▸ **Source text**:
»»
# Platform bed with drawers



## jhudson50 (Jan 7, 2012)

Hi all,

I am interested in building a king size platform bed with storage drawers. Can anyone recommend where I can find or purchase plans? It seems that all the link I click on send me to places selling beds or having discussion groups, but never actually having plans.

Thanks


----------



## xplorx4 (Dec 1, 2008)

Greetings and welcome to the Router Forums. We are glad you have chosen to join us.


----------



## Mike (Nov 22, 2004)

JH, the easiest way is to copy the design of waterbed drawers. Standard drawers are 12" high and that is too low for comfort. A princess pedestal is 18" high and will work well with a regular mattress on it. Do you need a full set of plans or could you work from a couple photos with measurements?


----------



## Carl Franklin (Sep 16, 2011)

Do you want the pedastal to be all one unit or stackable?


----------



## Carl Franklin (Sep 16, 2011)

jhudson50 said:


> Hi all,
> 
> I am interested in building a king size platform bed with storage drawers. Can anyone recommend where I can find or purchase plans? It seems that all the link I click on send me to places selling beds or having discussion groups, but never actually having plans.
> 
> Thanks


Sorry, I meant to add some other items. I helped a friend build a system for his daughter. Here are a couple of the sites I used when making the plans. 

How To Build A Waterbed Frame, Free Plans and Directions of how to build a waterbed frame

Queen High Storage Bed - woodworking plans

There were a couple here that I adapted to our needs: Free Woodworking Plans


----------



## Gaffboat (Mar 11, 2012)

*Platform bed with drawers plan*

You have probably found your plan by now. If not, here's a plan I've been working on for a project of my own. It is for a queen size platform bed with 4 storage drawers. You should be able to easily modify the dimensions to make it king size. It is designed to assemble from components because I wanted something that could be easily moved to a new location if necessary. I have not built it yet so I have no photos. I find Sketchup really helps me think through my projects and identify - and solve - problems before I cut any wood. The headboard and nightstand design hasn't been finished yet.


----------



## Jay21 (Dec 21, 2011)
««
▸ **Data provided**:
»»
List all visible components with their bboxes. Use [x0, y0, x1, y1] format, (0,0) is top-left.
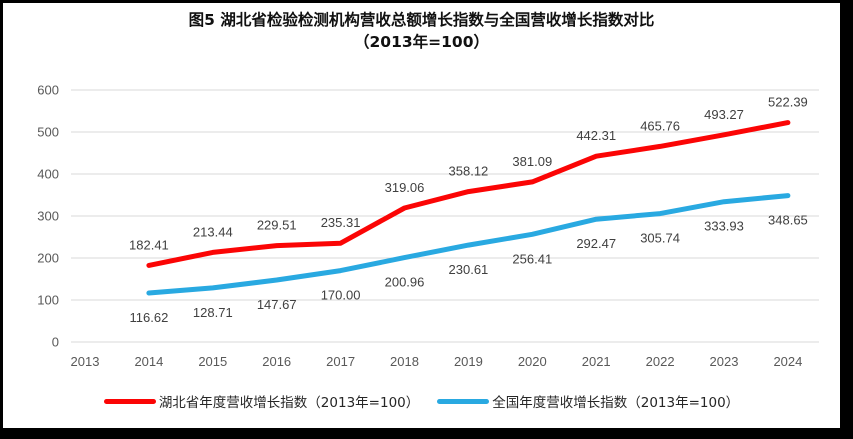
««
▸ **Problem set**:
[1] From the platform bed thread, extract the passage between "There were a" and "been finished yet.", inclusive.
[2] Answer these questions using the platform bed thread:
(a) How high are standard waterbed drawers, according to Mike?
(b) What size bed is Gaffboat's plan for, and how many storage drawers does it have?
(c) Which forum does xplorx4 welcome the original poster to?
[3] Write what comes next in the platform bed thread, starting after its last line.

▸ **Results for the exercise**:
[1]
There were a couple here that I adapted to our needs: Free Woodworking Plans


----------



## Gaffboat (Mar 11, 2012)

*Platform bed with drawers plan*

You have probably found your plan by now. If not, here's a plan I've been working on for a project of my own. It is for a queen size platform bed with 4 storage drawers. You should be able to easily modify the dimensions to make it king size. It is designed to assemble from components because I wanted something that could be easily moved to a new location if necessary. I have not built it yet so I have no photos. I find Sketchup really helps me think through my projects and identify - and solve - problems before I cut any wood. The headboard and nightstand design hasn't been finished yet.

[2]
(a) 12" high.
(b) A queen size bed with 4 storage drawers.
(c) The Router Forums.

[3]
jhudson50 said:


> Hi all,
> 
> I am interested in building a king size platform bed with storage drawers. Can anyone recommend where I can find or purchase plans? It seems that all the link I click on send me to places selling beds or having discussion groups, but never actually having plans.
> 
> Thanks


I really didn't draw up official plans for this one I made recently. I was drawing as I was building to come up with my cut list so I don't waste material. Just get your height, and your overhang that you want. In this case I did a 8" overhang from the pedestal to the platform. This one I made out of Armorcore Cherry ply and some solid stock. 1/2" Apple ply drawer boxes. It was fun to make. :yes4:

Hope you enjoy.........


----------



## bclarknc (Feb 28, 2012)

Gaffboat said:


> You have probably found your plan by now. If not, here's a plan I've been working on for a project of my own. It is for a queen size platform bed with 4 storage drawers. You should be able to easily modify the dimensions to make it king size. It is designed to assemble from components because I wanted something that could be easily moved to a new location if necessary. I have not built it yet so I have no photos. I find Sketchup really helps me think through my projects and identify - and solve - problems before I cut any wood. The headboard and nightstand design hasn't been finished yet.


Hey Gaffboat, I am looking to make one of these too, thanks so much for sharing.


----------



## TimmerwerkTV (May 9, 2012)

good work


----------



## Nbulken (Aug 26, 2012)

Jay21 said:


> I really didn't draw up official plans for this one I made recently. I was drawing as I was building to come up with my cut list so I don't waste material. Just get your height, and your overhang that you want. In this case I did a 8" overhang from the pedestal to the platform. This one I made out of Armorcore Cherry ply and some solid stock. 1/2" Apple ply drawer boxes. It was fun to make. :yes4:
> 
> Hope you enjoy.........


handsome project!


----------



## woody6295 (Sep 22, 2012)

Gaffboat said:


> You have probably found your plan by now. If not, here's a plan I've been working on for a project of my own. It is for a queen size platform bed with 4 storage drawers. You should be able to easily modify the dimensions to make it king size. It is designed to assemble from components because I wanted something that could be easily moved to a new location if necessary. I have not built it yet so I have no photos. I find Sketchup really helps me think through my projects and identify - and solve - problems before I cut any wood. The headboard and nightstand design hasn't been finished yet.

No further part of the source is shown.